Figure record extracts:

=-=-=

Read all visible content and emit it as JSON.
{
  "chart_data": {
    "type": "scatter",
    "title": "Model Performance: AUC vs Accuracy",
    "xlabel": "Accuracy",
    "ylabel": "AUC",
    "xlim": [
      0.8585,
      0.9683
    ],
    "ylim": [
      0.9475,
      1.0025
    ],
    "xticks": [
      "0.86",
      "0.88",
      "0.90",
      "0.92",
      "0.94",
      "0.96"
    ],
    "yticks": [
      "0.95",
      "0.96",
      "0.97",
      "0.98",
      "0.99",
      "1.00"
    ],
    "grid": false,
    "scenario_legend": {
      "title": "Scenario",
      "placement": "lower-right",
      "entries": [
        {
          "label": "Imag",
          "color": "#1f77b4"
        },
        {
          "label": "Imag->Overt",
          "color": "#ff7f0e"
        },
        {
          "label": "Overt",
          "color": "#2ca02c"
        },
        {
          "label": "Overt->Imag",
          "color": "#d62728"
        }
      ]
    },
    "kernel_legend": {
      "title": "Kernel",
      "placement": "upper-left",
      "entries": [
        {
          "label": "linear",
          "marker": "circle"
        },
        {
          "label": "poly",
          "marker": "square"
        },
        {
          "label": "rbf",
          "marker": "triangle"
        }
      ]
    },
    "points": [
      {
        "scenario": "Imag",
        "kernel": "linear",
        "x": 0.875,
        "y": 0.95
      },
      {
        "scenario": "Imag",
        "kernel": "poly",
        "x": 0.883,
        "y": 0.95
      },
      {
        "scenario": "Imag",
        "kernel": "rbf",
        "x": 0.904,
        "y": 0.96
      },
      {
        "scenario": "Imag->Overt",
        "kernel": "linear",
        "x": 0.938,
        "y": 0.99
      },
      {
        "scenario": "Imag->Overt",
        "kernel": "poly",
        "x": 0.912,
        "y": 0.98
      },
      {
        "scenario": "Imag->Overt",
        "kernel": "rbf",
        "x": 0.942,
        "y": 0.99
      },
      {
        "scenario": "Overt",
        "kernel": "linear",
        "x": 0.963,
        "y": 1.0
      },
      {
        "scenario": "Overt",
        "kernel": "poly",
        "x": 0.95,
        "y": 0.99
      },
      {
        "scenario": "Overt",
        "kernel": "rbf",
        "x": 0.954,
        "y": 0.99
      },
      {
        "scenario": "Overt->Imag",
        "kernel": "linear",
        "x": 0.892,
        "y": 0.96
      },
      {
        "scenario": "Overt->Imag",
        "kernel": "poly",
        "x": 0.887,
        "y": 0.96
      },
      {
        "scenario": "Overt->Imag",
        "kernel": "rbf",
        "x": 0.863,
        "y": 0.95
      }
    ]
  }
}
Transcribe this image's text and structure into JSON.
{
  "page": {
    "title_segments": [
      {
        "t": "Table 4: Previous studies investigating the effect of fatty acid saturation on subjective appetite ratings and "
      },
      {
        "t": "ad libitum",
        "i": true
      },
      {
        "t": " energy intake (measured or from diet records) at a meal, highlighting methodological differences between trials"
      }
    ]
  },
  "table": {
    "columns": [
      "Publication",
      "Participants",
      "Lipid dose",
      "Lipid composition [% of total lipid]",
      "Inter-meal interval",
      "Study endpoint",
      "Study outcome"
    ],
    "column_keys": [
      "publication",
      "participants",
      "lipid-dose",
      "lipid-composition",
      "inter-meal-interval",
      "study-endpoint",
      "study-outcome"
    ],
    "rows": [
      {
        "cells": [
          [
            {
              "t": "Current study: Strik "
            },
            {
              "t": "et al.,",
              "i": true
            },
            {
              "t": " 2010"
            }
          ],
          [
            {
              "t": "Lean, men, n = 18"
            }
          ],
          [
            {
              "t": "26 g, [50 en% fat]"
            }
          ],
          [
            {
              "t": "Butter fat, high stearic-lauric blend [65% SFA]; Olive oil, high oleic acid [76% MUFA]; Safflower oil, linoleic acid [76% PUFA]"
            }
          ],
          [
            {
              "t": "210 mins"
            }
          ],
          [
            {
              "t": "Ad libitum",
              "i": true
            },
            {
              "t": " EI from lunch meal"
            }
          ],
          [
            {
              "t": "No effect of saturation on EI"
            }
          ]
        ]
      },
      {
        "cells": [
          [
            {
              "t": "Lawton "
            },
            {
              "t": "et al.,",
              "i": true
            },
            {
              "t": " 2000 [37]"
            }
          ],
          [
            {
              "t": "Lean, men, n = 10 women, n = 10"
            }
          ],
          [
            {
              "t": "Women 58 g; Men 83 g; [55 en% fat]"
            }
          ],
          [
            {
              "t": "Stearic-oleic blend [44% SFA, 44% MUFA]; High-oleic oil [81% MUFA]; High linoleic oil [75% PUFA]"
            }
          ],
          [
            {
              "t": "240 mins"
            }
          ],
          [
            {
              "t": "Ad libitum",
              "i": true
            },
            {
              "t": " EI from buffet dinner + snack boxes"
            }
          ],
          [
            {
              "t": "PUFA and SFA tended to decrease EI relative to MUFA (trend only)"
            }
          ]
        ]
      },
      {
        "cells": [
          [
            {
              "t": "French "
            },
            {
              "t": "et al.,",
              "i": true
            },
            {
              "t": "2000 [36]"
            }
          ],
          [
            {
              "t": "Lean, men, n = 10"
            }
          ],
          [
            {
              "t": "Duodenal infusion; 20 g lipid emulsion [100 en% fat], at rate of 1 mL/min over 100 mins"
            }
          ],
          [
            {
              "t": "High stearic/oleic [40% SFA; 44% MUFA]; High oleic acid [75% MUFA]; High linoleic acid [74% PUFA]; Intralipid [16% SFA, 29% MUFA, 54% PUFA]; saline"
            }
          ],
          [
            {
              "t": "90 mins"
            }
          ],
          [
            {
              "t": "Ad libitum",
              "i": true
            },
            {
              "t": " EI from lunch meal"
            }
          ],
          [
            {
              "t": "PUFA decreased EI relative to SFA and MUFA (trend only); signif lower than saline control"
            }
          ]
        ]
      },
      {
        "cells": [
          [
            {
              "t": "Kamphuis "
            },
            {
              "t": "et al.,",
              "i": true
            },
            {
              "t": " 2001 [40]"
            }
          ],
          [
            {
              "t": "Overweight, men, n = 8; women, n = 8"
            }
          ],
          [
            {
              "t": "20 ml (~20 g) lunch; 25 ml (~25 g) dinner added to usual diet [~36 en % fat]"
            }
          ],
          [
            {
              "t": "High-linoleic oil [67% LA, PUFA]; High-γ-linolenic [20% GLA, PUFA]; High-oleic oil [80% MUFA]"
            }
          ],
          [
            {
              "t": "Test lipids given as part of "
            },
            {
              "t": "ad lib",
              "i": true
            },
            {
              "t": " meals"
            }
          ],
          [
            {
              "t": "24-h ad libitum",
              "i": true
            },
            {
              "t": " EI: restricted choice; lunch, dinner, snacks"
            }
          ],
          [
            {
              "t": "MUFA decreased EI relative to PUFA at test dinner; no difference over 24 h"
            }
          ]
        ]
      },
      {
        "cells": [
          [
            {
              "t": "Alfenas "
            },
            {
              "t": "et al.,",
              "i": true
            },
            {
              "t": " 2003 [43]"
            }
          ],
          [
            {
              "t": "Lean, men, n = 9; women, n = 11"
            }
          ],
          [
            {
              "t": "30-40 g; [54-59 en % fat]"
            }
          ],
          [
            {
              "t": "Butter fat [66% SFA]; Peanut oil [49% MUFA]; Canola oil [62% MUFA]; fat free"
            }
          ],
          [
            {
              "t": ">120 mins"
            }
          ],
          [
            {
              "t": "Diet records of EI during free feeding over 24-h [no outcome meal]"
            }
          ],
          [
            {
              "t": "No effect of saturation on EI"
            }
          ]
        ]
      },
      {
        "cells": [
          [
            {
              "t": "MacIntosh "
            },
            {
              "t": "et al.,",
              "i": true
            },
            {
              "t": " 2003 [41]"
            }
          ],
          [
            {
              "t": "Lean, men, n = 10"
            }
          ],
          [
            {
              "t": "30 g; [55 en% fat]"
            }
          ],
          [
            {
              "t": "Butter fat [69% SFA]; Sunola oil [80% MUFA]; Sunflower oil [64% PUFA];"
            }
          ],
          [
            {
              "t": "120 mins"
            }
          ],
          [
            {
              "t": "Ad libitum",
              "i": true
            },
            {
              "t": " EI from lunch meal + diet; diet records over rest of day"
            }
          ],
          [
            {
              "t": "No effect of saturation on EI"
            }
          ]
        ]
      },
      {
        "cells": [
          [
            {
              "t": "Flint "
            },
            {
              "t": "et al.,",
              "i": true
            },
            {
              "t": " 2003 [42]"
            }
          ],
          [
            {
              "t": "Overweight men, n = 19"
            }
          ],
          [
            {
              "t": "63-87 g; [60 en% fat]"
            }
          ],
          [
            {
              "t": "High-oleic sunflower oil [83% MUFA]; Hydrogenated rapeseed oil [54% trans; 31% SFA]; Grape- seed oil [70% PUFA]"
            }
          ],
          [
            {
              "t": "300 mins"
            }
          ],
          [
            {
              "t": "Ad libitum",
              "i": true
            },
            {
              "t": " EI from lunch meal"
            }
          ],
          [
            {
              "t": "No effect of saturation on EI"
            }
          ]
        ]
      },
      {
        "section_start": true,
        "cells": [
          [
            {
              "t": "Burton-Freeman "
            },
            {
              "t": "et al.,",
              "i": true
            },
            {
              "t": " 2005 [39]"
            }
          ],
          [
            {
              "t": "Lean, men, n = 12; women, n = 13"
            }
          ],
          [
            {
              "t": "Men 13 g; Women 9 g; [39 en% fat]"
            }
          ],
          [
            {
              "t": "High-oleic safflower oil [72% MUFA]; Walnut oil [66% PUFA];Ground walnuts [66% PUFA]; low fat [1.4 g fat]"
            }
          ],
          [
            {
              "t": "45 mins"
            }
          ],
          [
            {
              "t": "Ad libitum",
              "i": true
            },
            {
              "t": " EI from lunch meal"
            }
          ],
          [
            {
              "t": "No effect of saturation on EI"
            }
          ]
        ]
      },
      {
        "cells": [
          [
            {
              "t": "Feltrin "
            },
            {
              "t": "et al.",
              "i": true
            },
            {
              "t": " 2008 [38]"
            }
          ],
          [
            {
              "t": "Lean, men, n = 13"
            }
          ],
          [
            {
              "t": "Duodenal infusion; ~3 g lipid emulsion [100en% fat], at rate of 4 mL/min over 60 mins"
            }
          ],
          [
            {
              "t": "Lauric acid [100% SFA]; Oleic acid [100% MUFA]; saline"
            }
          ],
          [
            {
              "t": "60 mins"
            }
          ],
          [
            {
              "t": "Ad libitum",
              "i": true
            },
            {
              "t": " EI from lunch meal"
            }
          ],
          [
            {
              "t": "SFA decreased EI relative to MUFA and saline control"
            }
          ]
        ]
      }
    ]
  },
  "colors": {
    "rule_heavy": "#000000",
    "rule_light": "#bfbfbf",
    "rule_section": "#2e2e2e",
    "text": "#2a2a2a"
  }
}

=-=-=

#### WHAT TO WORK ON
Copy out every line from the records that has the word "mins".

#### TASK RESPONSE
              "t": "210 mins"
              "t": "240 mins"
              "t": "Duodenal infusion; 20 g lipid emulsion [100 en% fat], at rate of 1 mL/min over 100 mins"
              "t": "90 mins"
              "t": ">120 mins"
              "t": "120 mins"
              "t": "300 mins"
              "t": "45 mins"
              "t": "Duodenal infusion; ~3 g lipid emulsion [100en% fat], at rate of 4 mL/min over 60 mins"
              "t": "60 mins"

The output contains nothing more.